_PROVIDED RECORDS_:

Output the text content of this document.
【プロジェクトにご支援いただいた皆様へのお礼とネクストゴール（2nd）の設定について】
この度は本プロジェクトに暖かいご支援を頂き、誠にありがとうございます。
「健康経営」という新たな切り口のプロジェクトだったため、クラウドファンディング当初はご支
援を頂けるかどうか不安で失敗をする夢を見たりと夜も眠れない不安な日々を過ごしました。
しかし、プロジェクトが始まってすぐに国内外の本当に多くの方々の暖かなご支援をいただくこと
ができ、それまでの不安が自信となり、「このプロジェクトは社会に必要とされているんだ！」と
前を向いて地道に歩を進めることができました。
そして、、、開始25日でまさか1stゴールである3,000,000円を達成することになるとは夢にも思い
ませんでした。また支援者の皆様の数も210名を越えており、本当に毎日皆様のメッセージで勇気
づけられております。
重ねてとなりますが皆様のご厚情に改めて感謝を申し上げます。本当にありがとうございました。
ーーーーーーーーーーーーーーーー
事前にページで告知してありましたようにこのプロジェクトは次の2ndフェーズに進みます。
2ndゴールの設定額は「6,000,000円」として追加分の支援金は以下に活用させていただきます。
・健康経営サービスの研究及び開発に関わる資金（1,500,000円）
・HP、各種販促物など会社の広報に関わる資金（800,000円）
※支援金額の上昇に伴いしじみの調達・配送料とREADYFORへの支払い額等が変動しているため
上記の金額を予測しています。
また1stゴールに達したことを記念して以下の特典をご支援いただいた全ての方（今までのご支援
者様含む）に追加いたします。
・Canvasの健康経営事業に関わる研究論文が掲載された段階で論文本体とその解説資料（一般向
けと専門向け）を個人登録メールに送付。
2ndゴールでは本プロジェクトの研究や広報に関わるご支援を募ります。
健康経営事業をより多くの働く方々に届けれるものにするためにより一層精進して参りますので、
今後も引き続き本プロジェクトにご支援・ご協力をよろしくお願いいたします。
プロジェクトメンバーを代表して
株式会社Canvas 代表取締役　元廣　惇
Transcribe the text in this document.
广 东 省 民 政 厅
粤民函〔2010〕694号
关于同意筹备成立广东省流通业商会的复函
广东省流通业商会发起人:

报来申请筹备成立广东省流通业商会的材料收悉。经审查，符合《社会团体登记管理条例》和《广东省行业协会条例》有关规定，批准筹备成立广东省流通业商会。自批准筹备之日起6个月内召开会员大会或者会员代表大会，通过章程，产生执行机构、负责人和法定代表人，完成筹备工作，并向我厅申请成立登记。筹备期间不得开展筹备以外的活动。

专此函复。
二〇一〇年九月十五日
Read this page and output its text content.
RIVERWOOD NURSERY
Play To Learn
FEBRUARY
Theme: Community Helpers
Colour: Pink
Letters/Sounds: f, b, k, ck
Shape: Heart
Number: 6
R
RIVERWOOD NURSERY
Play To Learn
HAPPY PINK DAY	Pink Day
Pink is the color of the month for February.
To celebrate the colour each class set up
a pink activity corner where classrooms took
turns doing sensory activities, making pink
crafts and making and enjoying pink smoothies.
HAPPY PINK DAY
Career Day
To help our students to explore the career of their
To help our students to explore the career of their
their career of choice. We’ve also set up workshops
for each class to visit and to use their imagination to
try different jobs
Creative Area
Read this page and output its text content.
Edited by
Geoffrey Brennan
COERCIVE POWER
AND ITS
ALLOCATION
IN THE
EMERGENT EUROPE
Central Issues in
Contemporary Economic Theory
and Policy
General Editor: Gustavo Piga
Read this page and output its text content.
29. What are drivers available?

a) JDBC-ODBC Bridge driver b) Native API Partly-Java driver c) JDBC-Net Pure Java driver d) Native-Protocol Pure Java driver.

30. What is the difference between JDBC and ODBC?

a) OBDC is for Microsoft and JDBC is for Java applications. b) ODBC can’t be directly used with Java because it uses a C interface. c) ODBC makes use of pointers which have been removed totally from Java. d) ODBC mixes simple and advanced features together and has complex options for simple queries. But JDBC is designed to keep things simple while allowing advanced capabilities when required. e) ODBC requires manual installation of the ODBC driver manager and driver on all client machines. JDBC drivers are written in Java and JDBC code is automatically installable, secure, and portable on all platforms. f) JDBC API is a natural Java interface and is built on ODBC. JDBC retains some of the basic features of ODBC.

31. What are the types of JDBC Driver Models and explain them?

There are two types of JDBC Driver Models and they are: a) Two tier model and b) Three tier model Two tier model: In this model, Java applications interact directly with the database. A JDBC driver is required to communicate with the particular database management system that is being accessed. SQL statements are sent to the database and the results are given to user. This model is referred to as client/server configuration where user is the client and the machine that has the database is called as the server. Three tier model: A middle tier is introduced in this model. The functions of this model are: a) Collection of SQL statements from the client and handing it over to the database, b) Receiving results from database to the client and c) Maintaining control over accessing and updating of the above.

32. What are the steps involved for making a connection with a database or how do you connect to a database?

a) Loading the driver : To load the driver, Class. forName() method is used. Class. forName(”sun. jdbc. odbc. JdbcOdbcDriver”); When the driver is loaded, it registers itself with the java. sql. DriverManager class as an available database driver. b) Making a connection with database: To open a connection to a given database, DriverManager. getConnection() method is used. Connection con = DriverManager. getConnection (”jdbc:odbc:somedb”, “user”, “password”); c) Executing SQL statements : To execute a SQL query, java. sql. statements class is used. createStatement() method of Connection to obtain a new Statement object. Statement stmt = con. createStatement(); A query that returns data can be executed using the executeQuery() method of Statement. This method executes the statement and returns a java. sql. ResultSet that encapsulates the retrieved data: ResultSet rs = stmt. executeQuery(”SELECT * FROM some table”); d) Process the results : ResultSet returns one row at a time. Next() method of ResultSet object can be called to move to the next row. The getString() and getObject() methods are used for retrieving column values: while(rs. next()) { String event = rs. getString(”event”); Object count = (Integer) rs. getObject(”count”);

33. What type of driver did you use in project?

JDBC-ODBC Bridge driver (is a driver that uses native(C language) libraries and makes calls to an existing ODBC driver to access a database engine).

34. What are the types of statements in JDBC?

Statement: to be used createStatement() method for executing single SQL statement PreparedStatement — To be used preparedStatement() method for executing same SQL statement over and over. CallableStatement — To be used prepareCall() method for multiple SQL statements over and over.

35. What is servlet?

_PROBLEM REQUIREMENTS_: Each line of the listing should be echoed back exactly.

_FULL SOLUTION_:
Output the text content of this document.
【プロジェクトにご支援いただいた皆様へのお礼とネクストゴール（2nd）の設定について】
この度は本プロジェクトに暖かいご支援を頂き、誠にありがとうございます。
「健康経営」という新たな切り口のプロジェクトだったため、クラウドファンディング当初はご支
援を頂けるかどうか不安で失敗をする夢を見たりと夜も眠れない不安な日々を過ごしました。
しかし、プロジェクトが始まってすぐに国内外の本当に多くの方々の暖かなご支援をいただくこと
ができ、それまでの不安が自信となり、「このプロジェクトは社会に必要とされているんだ！」と
前を向いて地道に歩を進めることができました。
そして、、、開始25日でまさか1stゴールである3,000,000円を達成することになるとは夢にも思い
ませんでした。また支援者の皆様の数も210名を越えており、本当に毎日皆様のメッセージで勇気
づけられております。
重ねてとなりますが皆様のご厚情に改めて感謝を申し上げます。本当にありがとうございました。
ーーーーーーーーーーーーーーーー
事前にページで告知してありましたようにこのプロジェクトは次の2ndフェーズに進みます。
2ndゴールの設定額は「6,000,000円」として追加分の支援金は以下に活用させていただきます。
・健康経営サービスの研究及び開発に関わる資金（1,500,000円）
・HP、各種販促物など会社の広報に関わる資金（800,000円）
※支援金額の上昇に伴いしじみの調達・配送料とREADYFORへの支払い額等が変動しているため
上記の金額を予測しています。
また1stゴールに達したことを記念して以下の特典をご支援いただいた全ての方（今までのご支援
者様含む）に追加いたします。
・Canvasの健康経営事業に関わる研究論文が掲載された段階で論文本体とその解説資料（一般向
けと専門向け）を個人登録メールに送付。
2ndゴールでは本プロジェクトの研究や広報に関わるご支援を募ります。
健康経営事業をより多くの働く方々に届けれるものにするためにより一層精進して参りますので、
今後も引き続き本プロジェクトにご支援・ご協力をよろしくお願いいたします。
プロジェクトメンバーを代表して
株式会社Canvas 代表取締役　元廣　惇
Transcribe the text in this document.
广 东 省 民 政 厅
粤民函〔2010〕694号
关于同意筹备成立广东省流通业商会的复函
广东省流通业商会发起人:

报来申请筹备成立广东省流通业商会的材料收悉。经审查，符合《社会团体登记管理条例》和《广东省行业协会条例》有关规定，批准筹备成立广东省流通业商会。自批准筹备之日起6个月内召开会员大会或者会员代表大会，通过章程，产生执行机构、负责人和法定代表人，完成筹备工作，并向我厅申请成立登记。筹备期间不得开展筹备以外的活动。

专此函复。
二〇一〇年九月十五日
Read this page and output its text content.
RIVERWOOD NURSERY
Play To Learn
FEBRUARY
Theme: Community Helpers
Colour: Pink
Letters/Sounds: f, b, k, ck
Shape: Heart
Number: 6
R
RIVERWOOD NURSERY
Play To Learn
HAPPY PINK DAY	Pink Day
Pink is the color of the month for February.
To celebrate the colour each class set up
a pink activity corner where classrooms took
turns doing sensory activities, making pink
crafts and making and enjoying pink smoothies.
HAPPY PINK DAY
Career Day
To help our students to explore the career of their
To help our students to explore the career of their
their career of choice. We’ve also set up workshops
for each class to visit and to use their imagination to
try different jobs
Creative Area
Read this page and output its text content.
Edited by
Geoffrey Brennan
COERCIVE POWER
AND ITS
ALLOCATION
IN THE
EMERGENT EUROPE
Central Issues in
Contemporary Economic Theory
and Policy
General Editor: Gustavo Piga
Read this page and output its text content.
29. What are drivers available?

a) JDBC-ODBC Bridge driver b) Native API Partly-Java driver c) JDBC-Net Pure Java driver d) Native-Protocol Pure Java driver.

30. What is the difference between JDBC and ODBC?

a) OBDC is for Microsoft and JDBC is for Java applications. b) ODBC can’t be directly used with Java because it uses a C interface. c) ODBC makes use of pointers which have been removed totally from Java. d) ODBC mixes simple and advanced features together and has complex options for simple queries. But JDBC is designed to keep things simple while allowing advanced capabilities when required. e) ODBC requires manual installation of the ODBC driver manager and driver on all client machines. JDBC drivers are written in Java and JDBC code is automatically installable, secure, and portable on all platforms. f) JDBC API is a natural Java interface and is built on ODBC. JDBC retains some of the basic features of ODBC.

31. What are the types of JDBC Driver Models and explain them?

There are two types of JDBC Driver Models and they are: a) Two tier model and b) Three tier model Two tier model: In this model, Java applications interact directly with the database. A JDBC driver is required to communicate with the particular database management system that is being accessed. SQL statements are sent to the database and the results are given to user. This model is referred to as client/server configuration where user is the client and the machine that has the database is called as the server. Three tier model: A middle tier is introduced in this model. The functions of this model are: a) Collection of SQL statements from the client and handing it over to the database, b) Receiving results from database to the client and c) Maintaining control over accessing and updating of the above.

32. What are the steps involved for making a connection with a database or how do you connect to a database?

a) Loading the driver : To load the driver, Class. forName() method is used. Class. forName(”sun. jdbc. odbc. JdbcOdbcDriver”); When the driver is loaded, it registers itself with the java. sql. DriverManager class as an available database driver. b) Making a connection with database: To open a connection to a given database, DriverManager. getConnection() method is used. Connection con = DriverManager. getConnection (”jdbc:odbc:somedb”, “user”, “password”); c) Executing SQL statements : To execute a SQL query, java. sql. statements class is used. createStatement() method of Connection to obtain a new Statement object. Statement stmt = con. createStatement(); A query that returns data can be executed using the executeQuery() method of Statement. This method executes the statement and returns a java. sql. ResultSet that encapsulates the retrieved data: ResultSet rs = stmt. executeQuery(”SELECT * FROM some table”); d) Process the results : ResultSet returns one row at a time. Next() method of ResultSet object can be called to move to the next row. The getString() and getObject() methods are used for retrieving column values: while(rs. next()) { String event = rs. getString(”event”); Object count = (Integer) rs. getObject(”count”);

33. What type of driver did you use in project?

JDBC-ODBC Bridge driver (is a driver that uses native(C language) libraries and makes calls to an existing ODBC driver to access a database engine).

34. What are the types of statements in JDBC?

Statement: to be used createStatement() method for executing single SQL statement PreparedStatement — To be used preparedStatement() method for executing same SQL statement over and over. CallableStatement — To be used prepareCall() method for multiple SQL statements over and over.

35. What is servlet?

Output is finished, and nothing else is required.